## START DATA SHOWN

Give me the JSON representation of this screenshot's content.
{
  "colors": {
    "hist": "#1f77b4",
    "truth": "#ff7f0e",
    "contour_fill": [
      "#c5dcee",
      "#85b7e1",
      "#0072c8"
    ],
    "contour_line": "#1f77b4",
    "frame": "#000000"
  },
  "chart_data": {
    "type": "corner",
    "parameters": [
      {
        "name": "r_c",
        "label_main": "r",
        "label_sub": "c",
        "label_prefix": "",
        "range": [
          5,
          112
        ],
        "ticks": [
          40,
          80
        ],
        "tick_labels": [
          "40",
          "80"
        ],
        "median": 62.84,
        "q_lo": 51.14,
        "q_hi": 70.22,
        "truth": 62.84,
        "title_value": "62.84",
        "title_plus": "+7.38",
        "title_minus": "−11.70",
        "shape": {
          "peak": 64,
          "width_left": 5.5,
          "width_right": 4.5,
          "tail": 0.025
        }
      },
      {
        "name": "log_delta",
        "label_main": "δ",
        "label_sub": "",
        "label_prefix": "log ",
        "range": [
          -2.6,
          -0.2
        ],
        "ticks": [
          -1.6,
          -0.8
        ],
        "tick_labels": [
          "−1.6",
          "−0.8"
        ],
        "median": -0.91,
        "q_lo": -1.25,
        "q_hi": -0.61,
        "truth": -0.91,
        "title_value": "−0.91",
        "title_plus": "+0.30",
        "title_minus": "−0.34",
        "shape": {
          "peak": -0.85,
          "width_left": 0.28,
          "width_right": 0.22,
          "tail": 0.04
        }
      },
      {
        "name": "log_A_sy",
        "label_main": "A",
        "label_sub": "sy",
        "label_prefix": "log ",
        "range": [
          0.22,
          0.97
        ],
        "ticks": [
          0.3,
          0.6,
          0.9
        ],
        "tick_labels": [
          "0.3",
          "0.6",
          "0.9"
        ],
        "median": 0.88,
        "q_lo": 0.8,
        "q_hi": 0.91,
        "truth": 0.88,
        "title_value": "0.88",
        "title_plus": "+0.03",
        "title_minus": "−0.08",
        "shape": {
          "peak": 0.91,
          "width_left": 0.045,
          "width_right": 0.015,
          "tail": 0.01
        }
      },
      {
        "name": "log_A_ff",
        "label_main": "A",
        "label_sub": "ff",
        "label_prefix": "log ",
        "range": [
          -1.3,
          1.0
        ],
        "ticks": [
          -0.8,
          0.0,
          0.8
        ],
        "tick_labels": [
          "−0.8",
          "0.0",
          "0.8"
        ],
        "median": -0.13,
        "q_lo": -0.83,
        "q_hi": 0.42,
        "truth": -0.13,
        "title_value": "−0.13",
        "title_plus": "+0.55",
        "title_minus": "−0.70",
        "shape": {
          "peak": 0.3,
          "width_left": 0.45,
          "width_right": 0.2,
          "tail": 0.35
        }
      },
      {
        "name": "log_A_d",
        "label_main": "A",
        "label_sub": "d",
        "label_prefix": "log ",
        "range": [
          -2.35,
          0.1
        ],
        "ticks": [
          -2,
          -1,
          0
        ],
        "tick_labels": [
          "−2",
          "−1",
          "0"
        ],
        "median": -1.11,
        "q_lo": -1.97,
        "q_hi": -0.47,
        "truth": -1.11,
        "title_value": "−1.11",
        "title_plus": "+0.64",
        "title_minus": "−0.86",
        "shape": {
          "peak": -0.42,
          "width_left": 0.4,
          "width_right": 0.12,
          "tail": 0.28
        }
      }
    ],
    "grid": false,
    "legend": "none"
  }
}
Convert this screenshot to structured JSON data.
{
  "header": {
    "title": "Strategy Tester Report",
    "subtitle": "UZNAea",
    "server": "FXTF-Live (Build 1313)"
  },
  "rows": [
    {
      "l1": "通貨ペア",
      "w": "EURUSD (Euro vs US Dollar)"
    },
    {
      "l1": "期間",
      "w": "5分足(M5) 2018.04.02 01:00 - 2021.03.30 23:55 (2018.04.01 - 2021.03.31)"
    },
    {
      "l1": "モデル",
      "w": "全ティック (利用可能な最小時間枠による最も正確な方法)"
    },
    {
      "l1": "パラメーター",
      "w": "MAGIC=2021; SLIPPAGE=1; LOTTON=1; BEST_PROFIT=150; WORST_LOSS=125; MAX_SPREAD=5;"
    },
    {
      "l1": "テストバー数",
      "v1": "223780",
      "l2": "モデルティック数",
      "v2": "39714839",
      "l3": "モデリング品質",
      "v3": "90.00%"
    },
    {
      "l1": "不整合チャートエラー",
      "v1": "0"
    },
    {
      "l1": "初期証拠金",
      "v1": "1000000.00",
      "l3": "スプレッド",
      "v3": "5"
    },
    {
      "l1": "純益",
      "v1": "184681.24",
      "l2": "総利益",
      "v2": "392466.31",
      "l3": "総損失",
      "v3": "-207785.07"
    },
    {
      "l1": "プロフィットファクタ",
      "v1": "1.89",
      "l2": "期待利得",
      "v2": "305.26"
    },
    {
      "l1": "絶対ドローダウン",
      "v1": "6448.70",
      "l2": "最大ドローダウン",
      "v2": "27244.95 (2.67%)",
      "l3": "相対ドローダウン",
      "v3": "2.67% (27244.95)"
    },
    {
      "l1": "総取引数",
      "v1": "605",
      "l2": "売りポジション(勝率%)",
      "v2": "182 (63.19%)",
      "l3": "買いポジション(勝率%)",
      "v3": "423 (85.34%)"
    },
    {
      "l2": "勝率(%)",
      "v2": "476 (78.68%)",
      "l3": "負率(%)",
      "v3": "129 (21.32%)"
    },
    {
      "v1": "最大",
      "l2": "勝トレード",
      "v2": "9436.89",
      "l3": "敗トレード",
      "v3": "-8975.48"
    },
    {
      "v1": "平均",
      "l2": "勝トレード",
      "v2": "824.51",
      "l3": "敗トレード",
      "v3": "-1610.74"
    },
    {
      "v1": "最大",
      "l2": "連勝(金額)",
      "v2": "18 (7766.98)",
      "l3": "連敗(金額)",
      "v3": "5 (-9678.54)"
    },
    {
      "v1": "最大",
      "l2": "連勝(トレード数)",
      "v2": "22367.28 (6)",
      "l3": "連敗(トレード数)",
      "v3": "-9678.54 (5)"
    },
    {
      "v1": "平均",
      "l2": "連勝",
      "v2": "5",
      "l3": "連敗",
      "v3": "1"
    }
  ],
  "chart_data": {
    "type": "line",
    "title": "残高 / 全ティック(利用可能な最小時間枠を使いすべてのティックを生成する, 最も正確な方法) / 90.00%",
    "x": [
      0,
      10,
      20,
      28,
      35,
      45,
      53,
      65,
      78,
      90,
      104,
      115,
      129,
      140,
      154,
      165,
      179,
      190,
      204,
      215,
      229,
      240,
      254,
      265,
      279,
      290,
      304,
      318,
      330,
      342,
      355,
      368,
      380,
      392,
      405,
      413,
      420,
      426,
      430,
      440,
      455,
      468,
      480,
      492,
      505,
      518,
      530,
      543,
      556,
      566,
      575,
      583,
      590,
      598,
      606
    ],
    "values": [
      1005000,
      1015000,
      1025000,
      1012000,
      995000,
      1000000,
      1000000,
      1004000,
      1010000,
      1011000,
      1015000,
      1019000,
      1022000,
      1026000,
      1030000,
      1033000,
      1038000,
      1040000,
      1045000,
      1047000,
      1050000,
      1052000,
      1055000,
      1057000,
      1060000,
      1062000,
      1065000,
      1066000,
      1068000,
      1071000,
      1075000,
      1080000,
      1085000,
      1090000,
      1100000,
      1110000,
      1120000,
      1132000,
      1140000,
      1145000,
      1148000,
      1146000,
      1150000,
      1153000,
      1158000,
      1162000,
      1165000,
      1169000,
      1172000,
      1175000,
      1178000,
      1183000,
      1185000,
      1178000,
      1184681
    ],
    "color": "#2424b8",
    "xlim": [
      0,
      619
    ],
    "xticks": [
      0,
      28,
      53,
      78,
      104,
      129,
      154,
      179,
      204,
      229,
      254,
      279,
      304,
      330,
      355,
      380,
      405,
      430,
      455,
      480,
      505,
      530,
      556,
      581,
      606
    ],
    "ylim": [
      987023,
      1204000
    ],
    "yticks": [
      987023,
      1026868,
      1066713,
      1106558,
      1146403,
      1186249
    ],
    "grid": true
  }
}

## END DATA SHOWN

## [YOUR TASK]
Extract lines where the string "name" occurs.

## [ANSWER BELOW]
        "name": "r_c",
        "name": "log_delta",
        "name": "log_A_sy",
        "name": "log_A_ff",
        "name": "log_A_d",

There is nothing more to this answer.